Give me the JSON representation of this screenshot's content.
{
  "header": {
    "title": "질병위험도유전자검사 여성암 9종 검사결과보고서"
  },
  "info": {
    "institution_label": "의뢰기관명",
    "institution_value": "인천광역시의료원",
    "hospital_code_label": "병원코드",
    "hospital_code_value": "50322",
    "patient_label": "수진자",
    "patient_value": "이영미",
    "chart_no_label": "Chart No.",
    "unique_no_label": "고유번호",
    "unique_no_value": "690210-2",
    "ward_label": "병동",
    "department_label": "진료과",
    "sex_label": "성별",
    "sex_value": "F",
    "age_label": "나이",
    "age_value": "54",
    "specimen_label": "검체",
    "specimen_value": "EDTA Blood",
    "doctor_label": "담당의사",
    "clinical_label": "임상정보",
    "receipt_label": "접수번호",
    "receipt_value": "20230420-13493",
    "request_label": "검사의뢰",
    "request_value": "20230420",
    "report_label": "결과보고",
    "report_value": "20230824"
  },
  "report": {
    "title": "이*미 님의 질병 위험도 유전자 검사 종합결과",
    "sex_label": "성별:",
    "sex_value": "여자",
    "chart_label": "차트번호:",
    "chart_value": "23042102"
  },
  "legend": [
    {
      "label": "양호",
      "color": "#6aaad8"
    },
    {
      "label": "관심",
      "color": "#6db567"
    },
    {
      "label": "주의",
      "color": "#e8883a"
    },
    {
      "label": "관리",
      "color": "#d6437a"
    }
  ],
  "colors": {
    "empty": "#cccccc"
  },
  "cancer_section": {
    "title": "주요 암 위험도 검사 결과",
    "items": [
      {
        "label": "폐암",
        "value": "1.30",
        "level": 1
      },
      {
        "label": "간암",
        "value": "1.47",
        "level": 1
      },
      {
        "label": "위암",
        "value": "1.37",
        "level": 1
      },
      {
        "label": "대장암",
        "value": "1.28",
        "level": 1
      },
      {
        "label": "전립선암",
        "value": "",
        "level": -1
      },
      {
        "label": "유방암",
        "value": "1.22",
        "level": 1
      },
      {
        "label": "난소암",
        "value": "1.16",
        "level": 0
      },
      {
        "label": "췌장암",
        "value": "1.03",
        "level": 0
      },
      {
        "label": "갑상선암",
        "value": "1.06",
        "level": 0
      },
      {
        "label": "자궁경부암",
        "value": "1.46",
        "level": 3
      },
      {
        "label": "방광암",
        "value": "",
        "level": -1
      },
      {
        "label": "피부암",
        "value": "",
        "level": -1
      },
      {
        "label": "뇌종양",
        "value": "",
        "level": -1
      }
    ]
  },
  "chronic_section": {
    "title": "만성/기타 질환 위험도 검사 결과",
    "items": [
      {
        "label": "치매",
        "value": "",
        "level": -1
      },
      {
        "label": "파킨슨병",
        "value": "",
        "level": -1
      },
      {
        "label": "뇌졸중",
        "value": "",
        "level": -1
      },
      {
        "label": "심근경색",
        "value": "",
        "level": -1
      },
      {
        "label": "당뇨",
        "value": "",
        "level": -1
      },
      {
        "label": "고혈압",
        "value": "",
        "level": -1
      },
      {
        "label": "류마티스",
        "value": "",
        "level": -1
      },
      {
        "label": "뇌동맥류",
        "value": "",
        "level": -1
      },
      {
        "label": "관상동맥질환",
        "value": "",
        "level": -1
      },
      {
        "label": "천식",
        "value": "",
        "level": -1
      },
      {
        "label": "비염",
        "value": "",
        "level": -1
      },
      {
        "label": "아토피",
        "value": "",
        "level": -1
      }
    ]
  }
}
◇ ◇ ◇ ◇ ◇
Stated goal:
Quote each line of the listing above exactly.

Exercise result:
Give me the JSON representation of this screenshot's content.
{
  "header": {
    "title": "질병위험도유전자검사 여성암 9종 검사결과보고서"
  },
  "info": {
    "institution_label": "의뢰기관명",
    "institution_value": "인천광역시의료원",
    "hospital_code_label": "병원코드",
    "hospital_code_value": "50322",
    "patient_label": "수진자",
    "patient_value": "이영미",
    "chart_no_label": "Chart No.",
    "unique_no_label": "고유번호",
    "unique_no_value": "690210-2",
    "ward_label": "병동",
    "department_label": "진료과",
    "sex_label": "성별",
    "sex_value": "F",
    "age_label": "나이",
    "age_value": "54",
    "specimen_label": "검체",
    "specimen_value": "EDTA Blood",
    "doctor_label": "담당의사",
    "clinical_label": "임상정보",
    "receipt_label": "접수번호",
    "receipt_value": "20230420-13493",
    "request_label": "검사의뢰",
    "request_value": "20230420",
    "report_label": "결과보고",
    "report_value": "20230824"
  },
  "report": {
    "title": "이*미 님의 질병 위험도 유전자 검사 종합결과",
    "sex_label": "성별:",
    "sex_value": "여자",
    "chart_label": "차트번호:",
    "chart_value": "23042102"
  },
  "legend": [
    {
      "label": "양호",
      "color": "#6aaad8"
    },
    {
      "label": "관심",
      "color": "#6db567"
    },
    {
      "label": "주의",
      "color": "#e8883a"
    },
    {
      "label": "관리",
      "color": "#d6437a"
    }
  ],
  "colors": {
    "empty": "#cccccc"
  },
  "cancer_section": {
    "title": "주요 암 위험도 검사 결과",
    "items": [
      {
        "label": "폐암",
        "value": "1.30",
        "level": 1
      },
      {
        "label": "간암",
        "value": "1.47",
        "level": 1
      },
      {
        "label": "위암",
        "value": "1.37",
        "level": 1
      },
      {
        "label": "대장암",
        "value": "1.28",
        "level": 1
      },
      {
        "label": "전립선암",
        "value": "",
        "level": -1
      },
      {
        "label": "유방암",
        "value": "1.22",
        "level": 1
      },
      {
        "label": "난소암",
        "value": "1.16",
        "level": 0
      },
      {
        "label": "췌장암",
        "value": "1.03",
        "level": 0
      },
      {
        "label": "갑상선암",
        "value": "1.06",
        "level": 0
      },
      {
        "label": "자궁경부암",
        "value": "1.46",
        "level": 3
      },
      {
        "label": "방광암",
        "value": "",
        "level": -1
      },
      {
        "label": "피부암",
        "value": "",
        "level": -1
      },
      {
        "label": "뇌종양",
        "value": "",
        "level": -1
      }
    ]
  },
  "chronic_section": {
    "title": "만성/기타 질환 위험도 검사 결과",
    "items": [
      {
        "label": "치매",
        "value": "",
        "level": -1
      },
      {
        "label": "파킨슨병",
        "value": "",
        "level": -1
      },
      {
        "label": "뇌졸중",
        "value": "",
        "level": -1
      },
      {
        "label": "심근경색",
        "value": "",
        "level": -1
      },
      {
        "label": "당뇨",
        "value": "",
        "level": -1
      },
      {
        "label": "고혈압",
        "value": "",
        "level": -1
      },
      {
        "label": "류마티스",
        "value": "",
        "level": -1
      },
      {
        "label": "뇌동맥류",
        "value": "",
        "level": -1
      },
      {
        "label": "관상동맥질환",
        "value": "",
        "level": -1
      },
      {
        "label": "천식",
        "value": "",
        "level": -1
      },
      {
        "label": "비염",
        "value": "",
        "level": -1
      },
      {
        "label": "아토피",
        "value": "",
        "level": -1
      }
    ]
  }
}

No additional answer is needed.